> [What you should do]:
Repeat the listing in full. Nothing may be added or left out.

Data extracted from a collection
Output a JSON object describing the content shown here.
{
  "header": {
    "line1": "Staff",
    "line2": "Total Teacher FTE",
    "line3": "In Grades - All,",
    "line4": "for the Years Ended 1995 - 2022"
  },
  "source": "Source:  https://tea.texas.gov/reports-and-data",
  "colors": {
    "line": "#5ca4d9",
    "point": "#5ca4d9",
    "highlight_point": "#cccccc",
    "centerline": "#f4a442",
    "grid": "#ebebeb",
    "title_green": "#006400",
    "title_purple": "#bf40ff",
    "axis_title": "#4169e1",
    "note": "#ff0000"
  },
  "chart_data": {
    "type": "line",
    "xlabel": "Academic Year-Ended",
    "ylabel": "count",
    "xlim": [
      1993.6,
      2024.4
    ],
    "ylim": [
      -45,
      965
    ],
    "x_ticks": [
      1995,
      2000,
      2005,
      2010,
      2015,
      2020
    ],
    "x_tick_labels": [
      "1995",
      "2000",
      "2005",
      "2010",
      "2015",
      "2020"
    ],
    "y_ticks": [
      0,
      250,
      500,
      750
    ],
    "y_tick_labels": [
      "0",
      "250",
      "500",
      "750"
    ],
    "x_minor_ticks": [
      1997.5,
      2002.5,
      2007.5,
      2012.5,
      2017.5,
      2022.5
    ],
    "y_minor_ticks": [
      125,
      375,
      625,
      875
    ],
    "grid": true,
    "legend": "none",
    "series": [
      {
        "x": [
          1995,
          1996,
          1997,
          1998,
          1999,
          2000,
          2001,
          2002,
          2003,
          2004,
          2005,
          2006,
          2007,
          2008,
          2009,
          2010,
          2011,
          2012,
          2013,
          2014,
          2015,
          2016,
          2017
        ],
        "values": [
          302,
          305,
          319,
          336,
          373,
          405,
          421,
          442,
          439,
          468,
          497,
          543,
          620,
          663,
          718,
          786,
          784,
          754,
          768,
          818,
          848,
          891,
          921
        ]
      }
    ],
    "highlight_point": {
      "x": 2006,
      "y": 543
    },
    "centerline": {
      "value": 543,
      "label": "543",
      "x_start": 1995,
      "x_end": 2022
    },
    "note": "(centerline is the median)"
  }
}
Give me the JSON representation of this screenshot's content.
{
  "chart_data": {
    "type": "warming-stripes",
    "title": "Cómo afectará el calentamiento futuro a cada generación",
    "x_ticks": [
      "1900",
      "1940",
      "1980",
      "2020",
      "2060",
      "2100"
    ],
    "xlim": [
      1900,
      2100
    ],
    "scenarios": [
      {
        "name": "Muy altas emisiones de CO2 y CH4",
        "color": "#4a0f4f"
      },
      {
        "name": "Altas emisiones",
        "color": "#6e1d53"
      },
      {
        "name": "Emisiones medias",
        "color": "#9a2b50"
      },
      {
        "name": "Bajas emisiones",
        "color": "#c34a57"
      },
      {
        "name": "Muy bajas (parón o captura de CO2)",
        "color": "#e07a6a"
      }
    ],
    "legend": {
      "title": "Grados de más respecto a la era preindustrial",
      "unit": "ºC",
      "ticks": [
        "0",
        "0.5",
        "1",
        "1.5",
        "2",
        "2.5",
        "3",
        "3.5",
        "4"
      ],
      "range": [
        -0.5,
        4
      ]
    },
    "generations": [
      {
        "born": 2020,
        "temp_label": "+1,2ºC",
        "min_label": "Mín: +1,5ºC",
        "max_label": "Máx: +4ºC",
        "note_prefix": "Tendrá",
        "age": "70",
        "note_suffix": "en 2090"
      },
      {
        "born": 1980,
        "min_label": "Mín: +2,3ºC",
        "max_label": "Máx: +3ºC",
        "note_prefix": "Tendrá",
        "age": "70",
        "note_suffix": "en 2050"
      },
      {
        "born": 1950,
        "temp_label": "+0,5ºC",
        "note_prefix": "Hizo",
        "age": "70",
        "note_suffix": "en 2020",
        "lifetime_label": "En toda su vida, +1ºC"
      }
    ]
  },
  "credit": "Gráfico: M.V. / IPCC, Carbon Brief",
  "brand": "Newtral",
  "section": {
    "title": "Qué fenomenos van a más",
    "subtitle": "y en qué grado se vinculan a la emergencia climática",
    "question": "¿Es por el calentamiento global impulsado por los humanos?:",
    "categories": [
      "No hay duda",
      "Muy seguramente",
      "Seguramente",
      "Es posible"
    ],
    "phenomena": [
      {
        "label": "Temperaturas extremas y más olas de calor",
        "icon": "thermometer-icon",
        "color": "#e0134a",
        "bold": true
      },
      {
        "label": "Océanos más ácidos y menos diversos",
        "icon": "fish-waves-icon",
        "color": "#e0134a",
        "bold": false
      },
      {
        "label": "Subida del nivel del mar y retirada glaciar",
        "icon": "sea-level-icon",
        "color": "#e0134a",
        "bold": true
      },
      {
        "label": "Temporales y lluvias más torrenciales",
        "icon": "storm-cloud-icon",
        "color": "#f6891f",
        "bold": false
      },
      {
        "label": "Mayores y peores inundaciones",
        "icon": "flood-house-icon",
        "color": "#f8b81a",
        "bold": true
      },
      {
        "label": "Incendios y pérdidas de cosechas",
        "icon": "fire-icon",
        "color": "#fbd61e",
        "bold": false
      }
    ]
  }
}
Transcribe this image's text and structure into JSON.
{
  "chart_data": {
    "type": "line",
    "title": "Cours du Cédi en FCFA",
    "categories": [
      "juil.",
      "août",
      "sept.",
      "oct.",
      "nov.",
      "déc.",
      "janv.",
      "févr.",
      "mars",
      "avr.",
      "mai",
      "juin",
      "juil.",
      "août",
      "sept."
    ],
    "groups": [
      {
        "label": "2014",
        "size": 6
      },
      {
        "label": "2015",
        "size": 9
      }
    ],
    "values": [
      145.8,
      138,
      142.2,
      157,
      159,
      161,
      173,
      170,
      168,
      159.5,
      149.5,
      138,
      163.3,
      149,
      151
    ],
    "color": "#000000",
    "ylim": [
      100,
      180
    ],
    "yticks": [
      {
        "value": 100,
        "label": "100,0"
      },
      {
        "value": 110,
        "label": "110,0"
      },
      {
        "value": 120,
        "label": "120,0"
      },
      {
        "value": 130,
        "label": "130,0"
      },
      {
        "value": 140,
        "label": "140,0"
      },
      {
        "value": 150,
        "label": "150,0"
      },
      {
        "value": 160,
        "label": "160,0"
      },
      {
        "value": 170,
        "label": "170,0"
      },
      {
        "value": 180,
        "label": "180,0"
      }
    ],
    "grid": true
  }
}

> [Output for this exercise]:
Output a JSON object describing the content shown here.
{
  "header": {
    "line1": "Staff",
    "line2": "Total Teacher FTE",
    "line3": "In Grades - All,",
    "line4": "for the Years Ended 1995 - 2022"
  },
  "source": "Source:  https://tea.texas.gov/reports-and-data",
  "colors": {
    "line": "#5ca4d9",
    "point": "#5ca4d9",
    "highlight_point": "#cccccc",
    "centerline": "#f4a442",
    "grid": "#ebebeb",
    "title_green": "#006400",
    "title_purple": "#bf40ff",
    "axis_title": "#4169e1",
    "note": "#ff0000"
  },
  "chart_data": {
    "type": "line",
    "xlabel": "Academic Year-Ended",
    "ylabel": "count",
    "xlim": [
      1993.6,
      2024.4
    ],
    "ylim": [
      -45,
      965
    ],
    "x_ticks": [
      1995,
      2000,
      2005,
      2010,
      2015,
      2020
    ],
    "x_tick_labels": [
      "1995",
      "2000",
      "2005",
      "2010",
      "2015",
      "2020"
    ],
    "y_ticks": [
      0,
      250,
      500,
      750
    ],
    "y_tick_labels": [
      "0",
      "250",
      "500",
      "750"
    ],
    "x_minor_ticks": [
      1997.5,
      2002.5,
      2007.5,
      2012.5,
      2017.5,
      2022.5
    ],
    "y_minor_ticks": [
      125,
      375,
      625,
      875
    ],
    "grid": true,
    "legend": "none",
    "series": [
      {
        "x": [
          1995,
          1996,
          1997,
          1998,
          1999,
          2000,
          2001,
          2002,
          2003,
          2004,
          2005,
          2006,
          2007,
          2008,
          2009,
          2010,
          2011,
          2012,
          2013,
          2014,
          2015,
          2016,
          2017
        ],
        "values": [
          302,
          305,
          319,
          336,
          373,
          405,
          421,
          442,
          439,
          468,
          497,
          543,
          620,
          663,
          718,
          786,
          784,
          754,
          768,
          818,
          848,
          891,
          921
        ]
      }
    ],
    "highlight_point": {
      "x": 2006,
      "y": 543
    },
    "centerline": {
      "value": 543,
      "label": "543",
      "x_start": 1995,
      "x_end": 2022
    },
    "note": "(centerline is the median)"
  }
}
Give me the JSON representation of this screenshot's content.
{
  "chart_data": {
    "type": "warming-stripes",
    "title": "Cómo afectará el calentamiento futuro a cada generación",
    "x_ticks": [
      "1900",
      "1940",
      "1980",
      "2020",
      "2060",
      "2100"
    ],
    "xlim": [
      1900,
      2100
    ],
    "scenarios": [
      {
        "name": "Muy altas emisiones de CO2 y CH4",
        "color": "#4a0f4f"
      },
      {
        "name": "Altas emisiones",
        "color": "#6e1d53"
      },
      {
        "name": "Emisiones medias",
        "color": "#9a2b50"
      },
      {
        "name": "Bajas emisiones",
        "color": "#c34a57"
      },
      {
        "name": "Muy bajas (parón o captura de CO2)",
        "color": "#e07a6a"
      }
    ],
    "legend": {
      "title": "Grados de más respecto a la era preindustrial",
      "unit": "ºC",
      "ticks": [
        "0",
        "0.5",
        "1",
        "1.5",
        "2",
        "2.5",
        "3",
        "3.5",
        "4"
      ],
      "range": [
        -0.5,
        4
      ]
    },
    "generations": [
      {
        "born": 2020,
        "temp_label": "+1,2ºC",
        "min_label": "Mín: +1,5ºC",
        "max_label": "Máx: +4ºC",
        "note_prefix": "Tendrá",
        "age": "70",
        "note_suffix": "en 2090"
      },
      {
        "born": 1980,
        "min_label": "Mín: +2,3ºC",
        "max_label": "Máx: +3ºC",
        "note_prefix": "Tendrá",
        "age": "70",
        "note_suffix": "en 2050"
      },
      {
        "born": 1950,
        "temp_label": "+0,5ºC",
        "note_prefix": "Hizo",
        "age": "70",
        "note_suffix": "en 2020",
        "lifetime_label": "En toda su vida, +1ºC"
      }
    ]
  },
  "credit": "Gráfico: M.V. / IPCC, Carbon Brief",
  "brand": "Newtral",
  "section": {
    "title": "Qué fenomenos van a más",
    "subtitle": "y en qué grado se vinculan a la emergencia climática",
    "question": "¿Es por el calentamiento global impulsado por los humanos?:",
    "categories": [
      "No hay duda",
      "Muy seguramente",
      "Seguramente",
      "Es posible"
    ],
    "phenomena": [
      {
        "label": "Temperaturas extremas y más olas de calor",
        "icon": "thermometer-icon",
        "color": "#e0134a",
        "bold": true
      },
      {
        "label": "Océanos más ácidos y menos diversos",
        "icon": "fish-waves-icon",
        "color": "#e0134a",
        "bold": false
      },
      {
        "label": "Subida del nivel del mar y retirada glaciar",
        "icon": "sea-level-icon",
        "color": "#e0134a",
        "bold": true
      },
      {
        "label": "Temporales y lluvias más torrenciales",
        "icon": "storm-cloud-icon",
        "color": "#f6891f",
        "bold": false
      },
      {
        "label": "Mayores y peores inundaciones",
        "icon": "flood-house-icon",
        "color": "#f8b81a",
        "bold": true
      },
      {
        "label": "Incendios y pérdidas de cosechas",
        "icon": "fire-icon",
        "color": "#fbd61e",
        "bold": false
      }
    ]
  }
}
Transcribe this image's text and structure into JSON.
{
  "chart_data": {
    "type": "line",
    "title": "Cours du Cédi en FCFA",
    "categories": [
      "juil.",
      "août",
      "sept.",
      "oct.",
      "nov.",
      "déc.",
      "janv.",
      "févr.",
      "mars",
      "avr.",
      "mai",
      "juin",
      "juil.",
      "août",
      "sept."
    ],
    "groups": [
      {
        "label": "2014",
        "size": 6
      },
      {
        "label": "2015",
        "size": 9
      }
    ],
    "values": [
      145.8,
      138,
      142.2,
      157,
      159,
      161,
      173,
      170,
      168,
      159.5,
      149.5,
      138,
      163.3,
      149,
      151
    ],
    "color": "#000000",
    "ylim": [
      100,
      180
    ],
    "yticks": [
      {
        "value": 100,
        "label": "100,0"
      },
      {
        "value": 110,
        "label": "110,0"
      },
      {
        "value": 120,
        "label": "120,0"
      },
      {
        "value": 130,
        "label": "130,0"
      },
      {
        "value": 140,
        "label": "140,0"
      },
      {
        "value": 150,
        "label": "150,0"
      },
      {
        "value": 160,
        "label": "160,0"
      },
      {
        "value": 170,
        "label": "170,0"
      },
      {
        "value": 180,
        "label": "180,0"
      }
    ],
    "grid": true
  }
}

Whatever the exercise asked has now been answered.